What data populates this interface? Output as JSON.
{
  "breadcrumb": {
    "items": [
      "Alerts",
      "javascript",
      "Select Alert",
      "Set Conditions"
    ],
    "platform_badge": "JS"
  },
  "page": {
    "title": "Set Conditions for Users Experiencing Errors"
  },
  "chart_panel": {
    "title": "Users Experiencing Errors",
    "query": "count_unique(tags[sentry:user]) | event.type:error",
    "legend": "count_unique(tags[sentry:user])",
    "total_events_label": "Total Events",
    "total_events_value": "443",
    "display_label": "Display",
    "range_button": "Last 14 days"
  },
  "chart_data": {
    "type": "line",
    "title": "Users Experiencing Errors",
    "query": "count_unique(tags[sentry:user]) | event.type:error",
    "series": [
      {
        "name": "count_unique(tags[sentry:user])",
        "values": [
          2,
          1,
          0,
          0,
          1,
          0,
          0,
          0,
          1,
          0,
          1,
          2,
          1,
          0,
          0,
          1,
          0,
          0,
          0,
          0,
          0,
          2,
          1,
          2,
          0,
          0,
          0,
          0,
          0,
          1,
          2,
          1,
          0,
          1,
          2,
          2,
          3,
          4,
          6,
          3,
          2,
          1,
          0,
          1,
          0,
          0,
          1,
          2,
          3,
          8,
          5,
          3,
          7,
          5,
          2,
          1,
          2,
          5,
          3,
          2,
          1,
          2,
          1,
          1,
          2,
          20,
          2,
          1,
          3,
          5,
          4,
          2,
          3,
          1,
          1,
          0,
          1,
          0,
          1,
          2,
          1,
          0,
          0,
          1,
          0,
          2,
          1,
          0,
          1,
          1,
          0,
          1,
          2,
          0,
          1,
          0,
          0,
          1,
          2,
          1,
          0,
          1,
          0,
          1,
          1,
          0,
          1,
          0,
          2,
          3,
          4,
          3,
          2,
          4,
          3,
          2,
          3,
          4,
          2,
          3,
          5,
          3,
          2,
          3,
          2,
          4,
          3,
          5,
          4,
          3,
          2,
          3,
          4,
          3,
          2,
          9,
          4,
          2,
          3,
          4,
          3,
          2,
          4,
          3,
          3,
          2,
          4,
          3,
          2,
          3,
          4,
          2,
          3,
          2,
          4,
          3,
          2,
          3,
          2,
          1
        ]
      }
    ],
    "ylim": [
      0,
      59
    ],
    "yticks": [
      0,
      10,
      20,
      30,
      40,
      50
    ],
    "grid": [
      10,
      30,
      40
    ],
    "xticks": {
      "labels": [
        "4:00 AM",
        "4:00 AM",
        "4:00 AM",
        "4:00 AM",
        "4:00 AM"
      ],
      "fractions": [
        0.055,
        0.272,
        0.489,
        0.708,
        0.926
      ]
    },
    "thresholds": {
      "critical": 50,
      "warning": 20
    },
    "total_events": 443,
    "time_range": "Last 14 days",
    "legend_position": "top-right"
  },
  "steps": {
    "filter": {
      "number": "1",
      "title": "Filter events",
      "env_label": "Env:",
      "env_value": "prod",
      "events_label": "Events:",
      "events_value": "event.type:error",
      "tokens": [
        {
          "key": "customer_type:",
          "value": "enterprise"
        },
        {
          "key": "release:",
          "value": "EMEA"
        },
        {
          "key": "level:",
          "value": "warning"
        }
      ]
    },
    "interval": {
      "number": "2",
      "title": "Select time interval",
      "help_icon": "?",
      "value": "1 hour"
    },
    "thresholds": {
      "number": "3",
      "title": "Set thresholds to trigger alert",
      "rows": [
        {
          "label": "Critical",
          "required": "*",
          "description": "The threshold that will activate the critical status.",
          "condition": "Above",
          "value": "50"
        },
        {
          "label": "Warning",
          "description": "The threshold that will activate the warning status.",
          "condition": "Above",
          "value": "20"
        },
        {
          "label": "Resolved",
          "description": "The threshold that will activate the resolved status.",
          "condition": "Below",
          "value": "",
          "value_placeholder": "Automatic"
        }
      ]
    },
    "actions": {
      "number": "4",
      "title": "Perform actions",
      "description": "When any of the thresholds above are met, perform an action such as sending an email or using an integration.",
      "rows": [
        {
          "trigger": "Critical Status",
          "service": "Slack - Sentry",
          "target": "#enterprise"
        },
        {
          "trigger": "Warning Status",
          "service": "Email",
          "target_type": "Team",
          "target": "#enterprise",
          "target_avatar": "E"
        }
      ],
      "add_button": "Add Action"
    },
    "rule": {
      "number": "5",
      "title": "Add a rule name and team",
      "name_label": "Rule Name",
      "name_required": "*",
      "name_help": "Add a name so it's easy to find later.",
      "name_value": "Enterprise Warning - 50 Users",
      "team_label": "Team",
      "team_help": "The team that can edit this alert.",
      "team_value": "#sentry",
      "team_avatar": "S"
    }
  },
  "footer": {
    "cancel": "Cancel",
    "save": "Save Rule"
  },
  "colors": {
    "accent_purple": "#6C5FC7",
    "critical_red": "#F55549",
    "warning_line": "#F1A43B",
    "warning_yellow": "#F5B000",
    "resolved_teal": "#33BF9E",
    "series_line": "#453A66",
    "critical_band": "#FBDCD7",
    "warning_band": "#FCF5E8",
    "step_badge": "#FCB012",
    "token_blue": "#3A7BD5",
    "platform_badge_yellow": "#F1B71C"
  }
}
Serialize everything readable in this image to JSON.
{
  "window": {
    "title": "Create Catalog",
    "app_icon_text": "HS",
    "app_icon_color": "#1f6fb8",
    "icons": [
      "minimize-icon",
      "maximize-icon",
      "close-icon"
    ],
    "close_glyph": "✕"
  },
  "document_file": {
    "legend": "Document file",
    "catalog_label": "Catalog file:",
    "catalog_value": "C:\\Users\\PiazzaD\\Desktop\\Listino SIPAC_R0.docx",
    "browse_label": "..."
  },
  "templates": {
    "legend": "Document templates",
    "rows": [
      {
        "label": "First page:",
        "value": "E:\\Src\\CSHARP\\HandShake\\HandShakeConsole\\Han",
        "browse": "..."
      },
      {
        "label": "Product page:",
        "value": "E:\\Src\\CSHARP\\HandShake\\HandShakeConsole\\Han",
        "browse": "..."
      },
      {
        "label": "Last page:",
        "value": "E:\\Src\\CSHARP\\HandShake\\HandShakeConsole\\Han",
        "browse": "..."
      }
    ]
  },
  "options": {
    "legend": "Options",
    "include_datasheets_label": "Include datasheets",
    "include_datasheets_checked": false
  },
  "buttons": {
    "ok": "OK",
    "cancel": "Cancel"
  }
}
====================
Exercise requirements | Retype every entry above, word for word.

Task output |
What data populates this interface? Output as JSON.
{
  "breadcrumb": {
    "items": [
      "Alerts",
      "javascript",
      "Select Alert",
      "Set Conditions"
    ],
    "platform_badge": "JS"
  },
  "page": {
    "title": "Set Conditions for Users Experiencing Errors"
  },
  "chart_panel": {
    "title": "Users Experiencing Errors",
    "query": "count_unique(tags[sentry:user]) | event.type:error",
    "legend": "count_unique(tags[sentry:user])",
    "total_events_label": "Total Events",
    "total_events_value": "443",
    "display_label": "Display",
    "range_button": "Last 14 days"
  },
  "chart_data": {
    "type": "line",
    "title": "Users Experiencing Errors",
    "query": "count_unique(tags[sentry:user]) | event.type:error",
    "series": [
      {
        "name": "count_unique(tags[sentry:user])",
        "values": [
          2,
          1,
          0,
          0,
          1,
          0,
          0,
          0,
          1,
          0,
          1,
          2,
          1,
          0,
          0,
          1,
          0,
          0,
          0,
          0,
          0,
          2,
          1,
          2,
          0,
          0,
          0,
          0,
          0,
          1,
          2,
          1,
          0,
          1,
          2,
          2,
          3,
          4,
          6,
          3,
          2,
          1,
          0,
          1,
          0,
          0,
          1,
          2,
          3,
          8,
          5,
          3,
          7,
          5,
          2,
          1,
          2,
          5,
          3,
          2,
          1,
          2,
          1,
          1,
          2,
          20,
          2,
          1,
          3,
          5,
          4,
          2,
          3,
          1,
          1,
          0,
          1,
          0,
          1,
          2,
          1,
          0,
          0,
          1,
          0,
          2,
          1,
          0,
          1,
          1,
          0,
          1,
          2,
          0,
          1,
          0,
          0,
          1,
          2,
          1,
          0,
          1,
          0,
          1,
          1,
          0,
          1,
          0,
          2,
          3,
          4,
          3,
          2,
          4,
          3,
          2,
          3,
          4,
          2,
          3,
          5,
          3,
          2,
          3,
          2,
          4,
          3,
          5,
          4,
          3,
          2,
          3,
          4,
          3,
          2,
          9,
          4,
          2,
          3,
          4,
          3,
          2,
          4,
          3,
          3,
          2,
          4,
          3,
          2,
          3,
          4,
          2,
          3,
          2,
          4,
          3,
          2,
          3,
          2,
          1
        ]
      }
    ],
    "ylim": [
      0,
      59
    ],
    "yticks": [
      0,
      10,
      20,
      30,
      40,
      50
    ],
    "grid": [
      10,
      30,
      40
    ],
    "xticks": {
      "labels": [
        "4:00 AM",
        "4:00 AM",
        "4:00 AM",
        "4:00 AM",
        "4:00 AM"
      ],
      "fractions": [
        0.055,
        0.272,
        0.489,
        0.708,
        0.926
      ]
    },
    "thresholds": {
      "critical": 50,
      "warning": 20
    },
    "total_events": 443,
    "time_range": "Last 14 days",
    "legend_position": "top-right"
  },
  "steps": {
    "filter": {
      "number": "1",
      "title": "Filter events",
      "env_label": "Env:",
      "env_value": "prod",
      "events_label": "Events:",
      "events_value": "event.type:error",
      "tokens": [
        {
          "key": "customer_type:",
          "value": "enterprise"
        },
        {
          "key": "release:",
          "value": "EMEA"
        },
        {
          "key": "level:",
          "value": "warning"
        }
      ]
    },
    "interval": {
      "number": "2",
      "title": "Select time interval",
      "help_icon": "?",
      "value": "1 hour"
    },
    "thresholds": {
      "number": "3",
      "title": "Set thresholds to trigger alert",
      "rows": [
        {
          "label": "Critical",
          "required": "*",
          "description": "The threshold that will activate the critical status.",
          "condition": "Above",
          "value": "50"
        },
        {
          "label": "Warning",
          "description": "The threshold that will activate the warning status.",
          "condition": "Above",
          "value": "20"
        },
        {
          "label": "Resolved",
          "description": "The threshold that will activate the resolved status.",
          "condition": "Below",
          "value": "",
          "value_placeholder": "Automatic"
        }
      ]
    },
    "actions": {
      "number": "4",
      "title": "Perform actions",
      "description": "When any of the thresholds above are met, perform an action such as sending an email or using an integration.",
      "rows": [
        {
          "trigger": "Critical Status",
          "service": "Slack - Sentry",
          "target": "#enterprise"
        },
        {
          "trigger": "Warning Status",
          "service": "Email",
          "target_type": "Team",
          "target": "#enterprise",
          "target_avatar": "E"
        }
      ],
      "add_button": "Add Action"
    },
    "rule": {
      "number": "5",
      "title": "Add a rule name and team",
      "name_label": "Rule Name",
      "name_required": "*",
      "name_help": "Add a name so it's easy to find later.",
      "name_value": "Enterprise Warning - 50 Users",
      "team_label": "Team",
      "team_help": "The team that can edit this alert.",
      "team_value": "#sentry",
      "team_avatar": "S"
    }
  },
  "footer": {
    "cancel": "Cancel",
    "save": "Save Rule"
  },
  "colors": {
    "accent_purple": "#6C5FC7",
    "critical_red": "#F55549",
    "warning_line": "#F1A43B",
    "warning_yellow": "#F5B000",
    "resolved_teal": "#33BF9E",
    "series_line": "#453A66",
    "critical_band": "#FBDCD7",
    "warning_band": "#FCF5E8",
    "step_badge": "#FCB012",
    "token_blue": "#3A7BD5",
    "platform_badge_yellow": "#F1B71C"
  }
}
Serialize everything readable in this image to JSON.
{
  "window": {
    "title": "Create Catalog",
    "app_icon_text": "HS",
    "app_icon_color": "#1f6fb8",
    "icons": [
      "minimize-icon",
      "maximize-icon",
      "close-icon"
    ],
    "close_glyph": "✕"
  },
  "document_file": {
    "legend": "Document file",
    "catalog_label": "Catalog file:",
    "catalog_value": "C:\\Users\\PiazzaD\\Desktop\\Listino SIPAC_R0.docx",
    "browse_label": "..."
  },
  "templates": {
    "legend": "Document templates",
    "rows": [
      {
        "label": "First page:",
        "value": "E:\\Src\\CSHARP\\HandShake\\HandShakeConsole\\Han",
        "browse": "..."
      },
      {
        "label": "Product page:",
        "value": "E:\\Src\\CSHARP\\HandShake\\HandShakeConsole\\Han",
        "browse": "..."
      },
      {
        "label": "Last page:",
        "value": "E:\\Src\\CSHARP\\HandShake\\HandShakeConsole\\Han",
        "browse": "..."
      }
    ]
  },
  "options": {
    "legend": "Options",
    "include_datasheets_label": "Include datasheets",
    "include_datasheets_checked": false
  },
  "buttons": {
    "ok": "OK",
    "cancel": "Cancel"
  }
}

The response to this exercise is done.